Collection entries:
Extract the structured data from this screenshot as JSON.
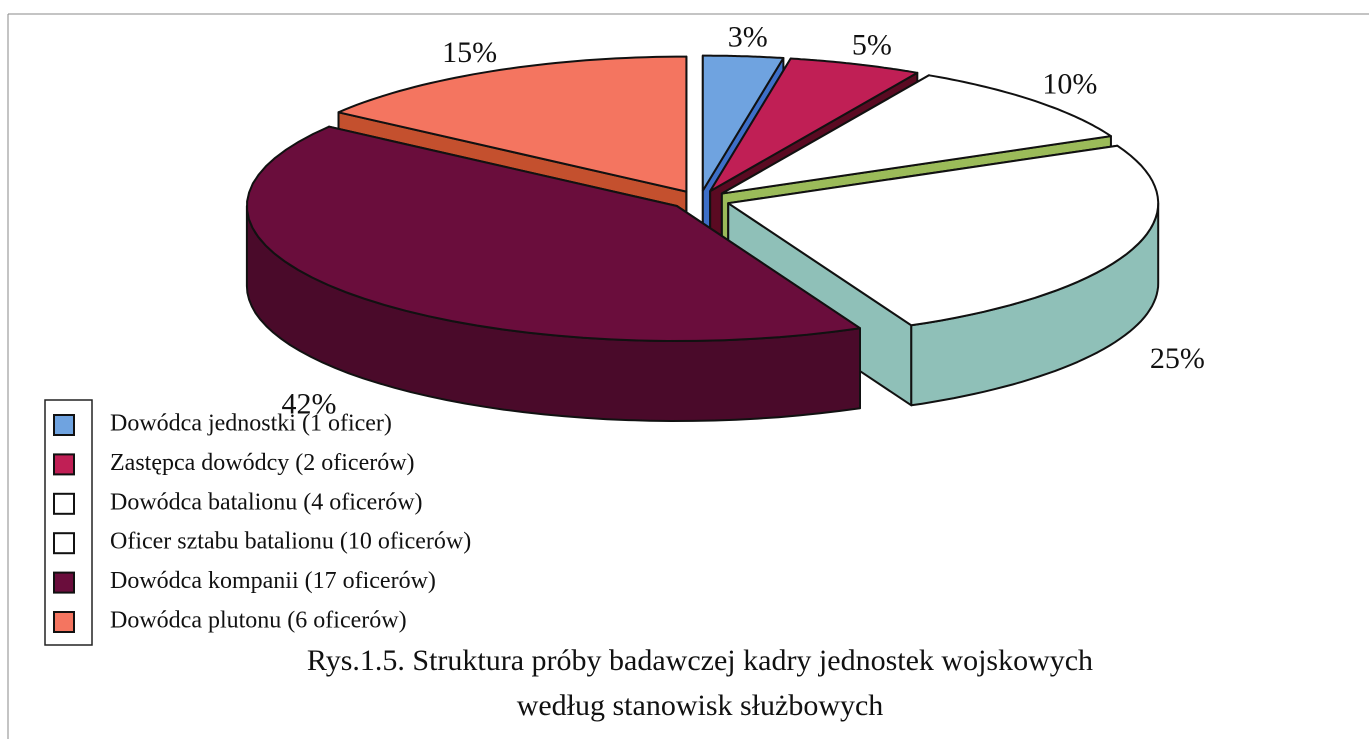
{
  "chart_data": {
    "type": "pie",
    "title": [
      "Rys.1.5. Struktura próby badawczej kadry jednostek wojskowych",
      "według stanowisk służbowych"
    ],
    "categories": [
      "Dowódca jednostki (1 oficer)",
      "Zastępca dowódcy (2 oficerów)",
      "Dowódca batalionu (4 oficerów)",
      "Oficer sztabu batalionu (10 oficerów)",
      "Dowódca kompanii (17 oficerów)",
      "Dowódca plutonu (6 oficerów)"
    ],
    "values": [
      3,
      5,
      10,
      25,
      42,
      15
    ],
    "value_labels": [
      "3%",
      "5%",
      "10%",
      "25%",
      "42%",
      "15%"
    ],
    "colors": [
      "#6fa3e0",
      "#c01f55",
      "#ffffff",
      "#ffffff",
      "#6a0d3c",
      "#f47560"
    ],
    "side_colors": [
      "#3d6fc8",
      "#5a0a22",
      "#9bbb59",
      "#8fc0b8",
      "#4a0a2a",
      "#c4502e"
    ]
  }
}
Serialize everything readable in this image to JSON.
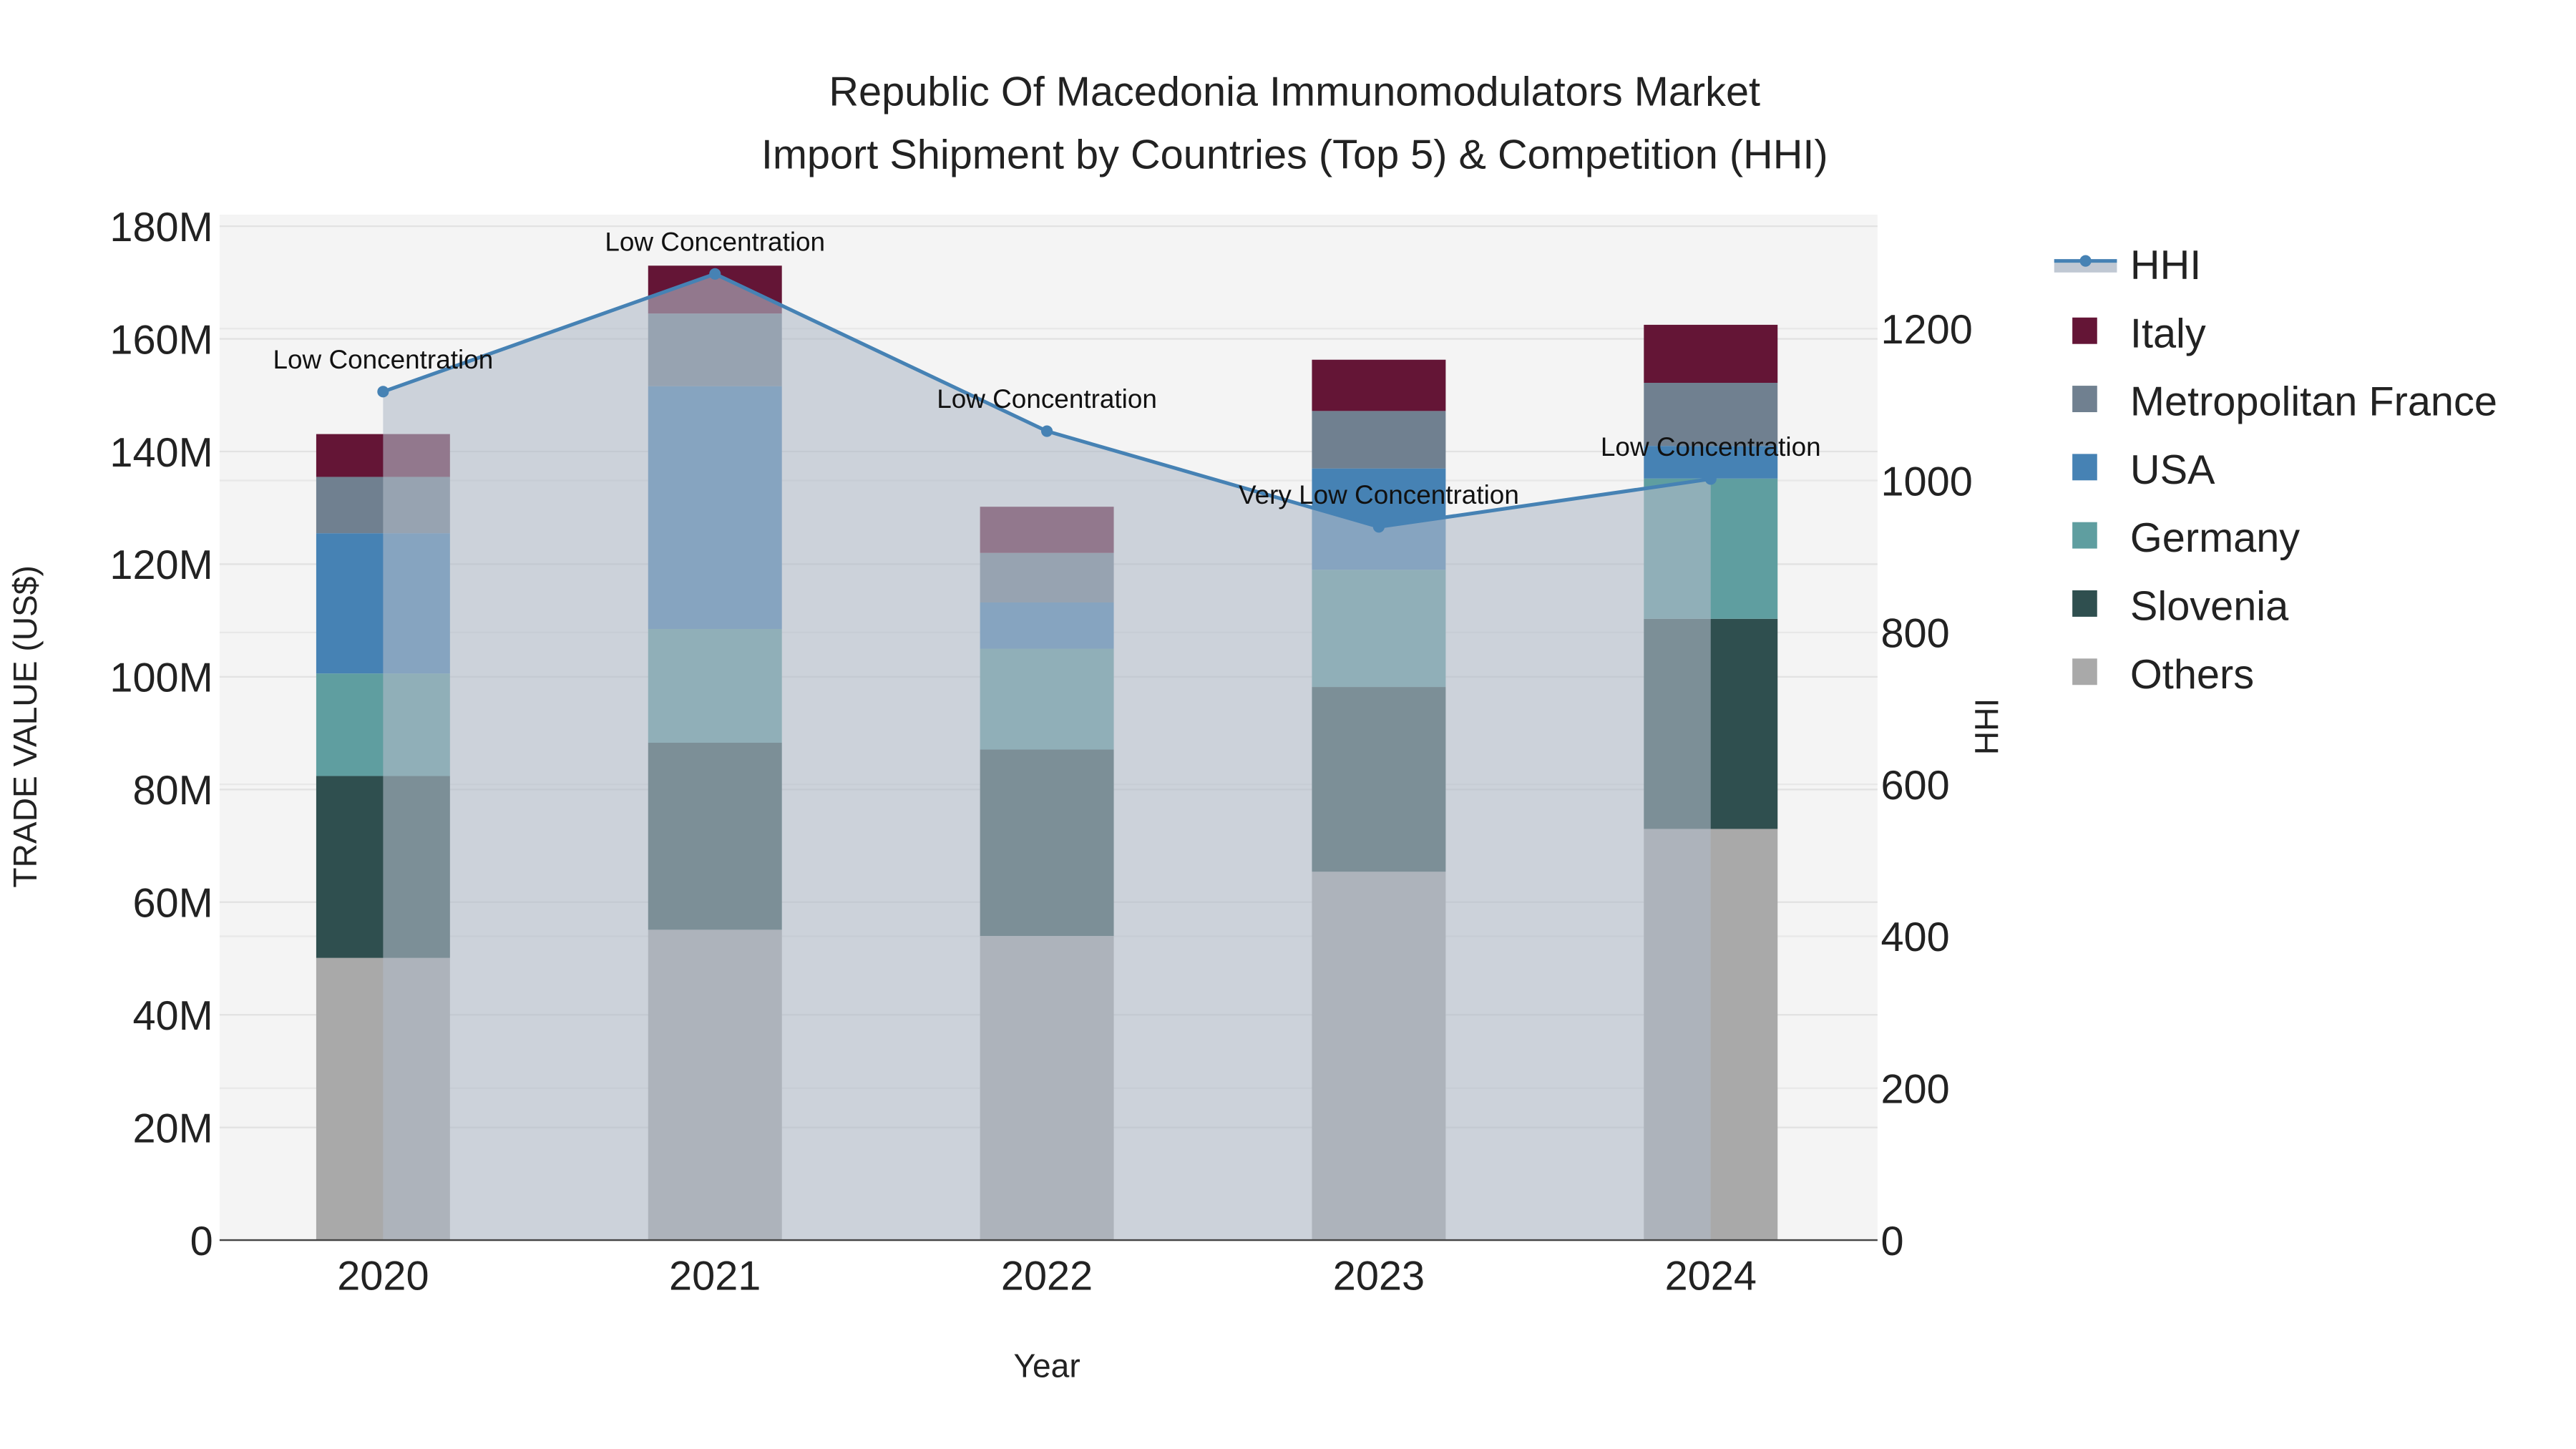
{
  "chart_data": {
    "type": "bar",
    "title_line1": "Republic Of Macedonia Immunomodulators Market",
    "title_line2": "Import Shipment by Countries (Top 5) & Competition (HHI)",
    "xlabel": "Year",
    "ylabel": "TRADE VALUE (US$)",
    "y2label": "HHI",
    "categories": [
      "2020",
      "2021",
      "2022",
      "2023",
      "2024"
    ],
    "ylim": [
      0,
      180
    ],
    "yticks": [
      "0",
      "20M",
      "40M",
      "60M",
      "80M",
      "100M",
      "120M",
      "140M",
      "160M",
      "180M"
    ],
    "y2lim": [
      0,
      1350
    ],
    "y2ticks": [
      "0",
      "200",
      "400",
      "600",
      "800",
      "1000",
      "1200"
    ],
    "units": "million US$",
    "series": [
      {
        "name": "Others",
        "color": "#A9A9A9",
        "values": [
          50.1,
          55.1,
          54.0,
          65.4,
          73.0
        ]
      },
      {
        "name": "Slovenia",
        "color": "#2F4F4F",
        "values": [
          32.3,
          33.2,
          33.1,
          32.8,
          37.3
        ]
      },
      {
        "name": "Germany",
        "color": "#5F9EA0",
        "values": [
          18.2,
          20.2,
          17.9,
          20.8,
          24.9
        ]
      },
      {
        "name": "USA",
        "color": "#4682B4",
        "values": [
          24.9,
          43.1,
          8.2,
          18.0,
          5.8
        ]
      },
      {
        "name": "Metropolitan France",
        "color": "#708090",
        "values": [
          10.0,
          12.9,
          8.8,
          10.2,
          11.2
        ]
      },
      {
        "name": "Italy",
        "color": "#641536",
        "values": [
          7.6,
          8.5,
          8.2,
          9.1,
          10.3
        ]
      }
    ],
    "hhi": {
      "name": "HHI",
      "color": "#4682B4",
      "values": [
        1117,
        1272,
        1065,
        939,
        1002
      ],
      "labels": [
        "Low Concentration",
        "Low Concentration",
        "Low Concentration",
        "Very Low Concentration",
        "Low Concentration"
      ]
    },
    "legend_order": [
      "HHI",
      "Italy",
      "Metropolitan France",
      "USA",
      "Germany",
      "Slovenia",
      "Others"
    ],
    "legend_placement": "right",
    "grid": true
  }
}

Exercise goal — Which lines contain "batalionu"? Show each of them.

Result —
      "Dowódca batalionu (4 oficerów)",
      "Oficer sztabu batalionu (10 oficerów)",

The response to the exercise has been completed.